> What the task requires: In the records that follow, show each line where the word "Balkankrigen" is present.

> Provided records:
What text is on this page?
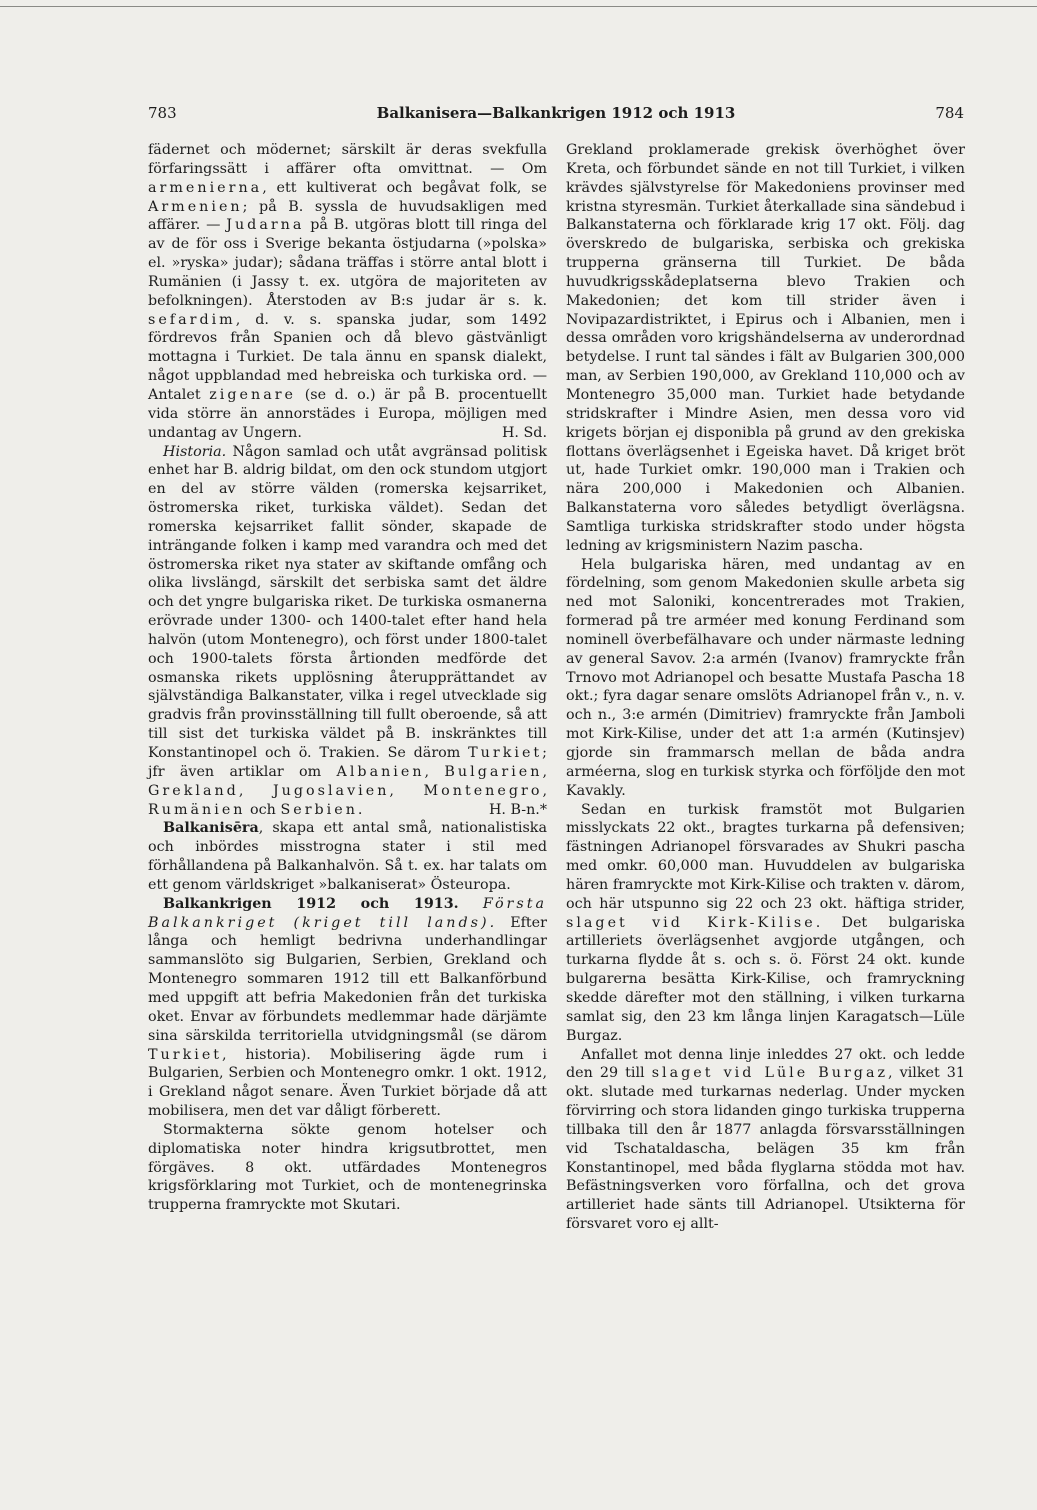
783	Balkanisera—Balkankrigen 1912 och 1913	784

fädernet och mödernet; särskilt är deras svekfulla förfaringssätt i affärer ofta omvittnat. — Om armenierna, ett kultiverat och begåvat folk, se Armenien; på B. syssla de huvudsakligen med affärer. — Judarna på B. utgöras blott till ringa del av de för oss i Sverige bekanta östjudarna (»polska» el. »ryska» judar); sådana träffas i större antal blott i Rumänien (i Jassy t. ex. utgöra de majoriteten av befolkningen). Återstoden av B:s judar är s. k. sefardim, d. v. s. spanska judar, som 1492 fördrevos från Spanien och då blevo gästvänligt mottagna i Turkiet. De tala ännu en spansk dialekt, något uppblandad med hebreiska och turkiska ord. — Antalet zigenare (se d. o.) är på B. procentuellt vida större än annorstädes i Europa, möjligen med undantag av Ungern.	H. Sd.

Historia. Någon samlad och utåt avgränsad politisk enhet har B. aldrig bildat, om den ock stundom utgjort en del av större välden (romerska kejsarriket, östromerska riket, turkiska väldet). Sedan det romerska kejsarriket fallit sönder, skapade de inträngande folken i kamp med varandra och med det östromerska riket nya stater av skiftande omfång och olika livslängd, särskilt det serbiska samt det äldre och det yngre bulgariska riket. De turkiska osmanerna erövrade under 1300- och 1400-talet efter hand hela halvön (utom Montenegro), och först under 1800-talet och 1900-talets första årtionden medförde det osmanska rikets upplösning återupprättandet av självständiga Balkanstater, vilka i regel utvecklade sig gradvis från provinsställning till fullt oberoende, så att till sist det turkiska väldet på B. inskränktes till Konstantinopel och ö. Trakien. Se därom Turkiet; jfr även artiklar om Albanien, Bulgarien, Grekland, Jugoslavien, Montenegro, Rumänien och Serbien.	H. B-n.*

Balkanisēra, skapa ett antal små, nationalistiska och inbördes misstrogna stater i stil med förhållandena på Balkanhalvön. Så t. ex. har talats om ett genom världskriget »balkaniserat» Östeuropa.

Balkankrigen 1912 och 1913. Första Balkankriget (kriget till lands). Efter långa och hemligt bedrivna underhandlingar sammanslöto sig Bulgarien, Serbien, Grekland och Montenegro sommaren 1912 till ett Balkanförbund med uppgift att befria Makedonien från det turkiska oket. Envar av förbundets medlemmar hade därjämte sina särskilda territoriella utvidgningsmål (se därom Turkiet, historia). Mobilisering ägde rum i Bulgarien, Serbien och Montenegro omkr. 1 okt. 1912, i Grekland något senare. Även Turkiet började då att mobilisera, men det var dåligt förberett.

Stormakterna sökte genom hotelser och diplomatiska noter hindra krigsutbrottet, men förgäves. 8 okt. utfärdades Montenegros krigsförklaring mot Turkiet, och de montenegrinska trupperna framryckte mot Skutari.

Grekland proklamerade grekisk överhöghet över Kreta, och förbundet sände en not till Turkiet, i vilken krävdes självstyrelse för Makedoniens provinser med kristna styresmän. Turkiet återkallade sina sändebud i Balkanstaterna och förklarade krig 17 okt. Följ. dag överskredo de bulgariska, serbiska och grekiska trupperna gränserna till Turkiet. De båda huvudkrigsskådeplatserna blevo Trakien och Makedonien; det kom till strider även i Novipazardistriktet, i Epirus och i Albanien, men i dessa områden voro krigshändelserna av underordnad betydelse. I runt tal sändes i fält av Bulgarien 300,000 man, av Serbien 190,000, av Grekland 110,000 och av Montenegro 35,000 man. Turkiet hade betydande stridskrafter i Mindre Asien, men dessa voro vid krigets början ej disponibla på grund av den grekiska flottans överlägsenhet i Egeiska havet. Då kriget bröt ut, hade Turkiet omkr. 190,000 man i Trakien och nära 200,000 i Makedonien och Albanien. Balkanstaterna voro således betydligt överlägsna. Samtliga turkiska stridskrafter stodo under högsta ledning av krigsministern Nazim pascha.

Hela bulgariska hären, med undantag av en fördelning, som genom Makedonien skulle arbeta sig ned mot Saloniki, koncentrerades mot Trakien, formerad på tre arméer med konung Ferdinand som nominell överbefälhavare och under närmaste ledning av general Savov. 2:a armén (Ivanov) framryckte från Trnovo mot Adrianopel och besatte Mustafa Pascha 18 okt.; fyra dagar senare omslöts Adrianopel från v., n. v. och n., 3:e armén (Dimitriev) framryckte från Jamboli mot Kirk-Kilise, under det att 1:a armén (Kutinsjev) gjorde sin frammarsch mellan de båda andra arméerna, slog en turkisk styrka och förföljde den mot Kavakly.

Sedan en turkisk framstöt mot Bulgarien misslyckats 22 okt., bragtes turkarna på defensiven; fästningen Adrianopel försvarades av Shukri pascha med omkr. 60,000 man. Huvuddelen av bulgariska hären framryckte mot Kirk-Kilise och trakten v. därom, och här utspunno sig 22 och 23 okt. häftiga strider, slaget vid Kirk-Kilise. Det bulgariska artilleriets överlägsenhet avgjorde utgången, och turkarna flydde åt s. och s. ö. Först 24 okt. kunde bulgarerna besätta Kirk-Kilise, och framryckning skedde därefter mot den ställning, i vilken turkarna samlat sig, den 23 km långa linjen Karagatsch—Lüle Burgaz.

Anfallet mot denna linje inleddes 27 okt. och ledde den 29 till slaget vid Lüle Burgaz, vilket 31 okt. slutade med turkarnas nederlag. Under mycken förvirring och stora lidanden gingo turkiska trupperna tillbaka till den år 1877 anlagda försvarsställningen vid Tschataldascha, belägen 35 km från Konstantinopel, med båda flyglarna stödda mot hav. Befästningsverken voro förfallna, och det grova artilleriet hade sänts till Adrianopel. Utsikterna för försvaret voro ej allt-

> Reply to the exercise:
783	Balkanisera—Balkankrigen 1912 och 1913	784
Balkankrigen 1912 och 1913. Första Balkankriget (kriget till lands). Efter långa och hemligt bedrivna underhandlingar sammanslöto sig Bulgarien, Serbien, Grekland och Montenegro sommaren 1912 till ett Balkanförbund med uppgift att befria Makedonien från det turkiska oket. Envar av förbundets medlemmar hade därjämte sina särskilda territoriella utvidgningsmål (se därom Turkiet, historia). Mobilisering ägde rum i Bulgarien, Serbien och Montenegro omkr. 1 okt. 1912, i Grekland något senare. Även Turkiet började då att mobilisera, men det var dåligt förberett.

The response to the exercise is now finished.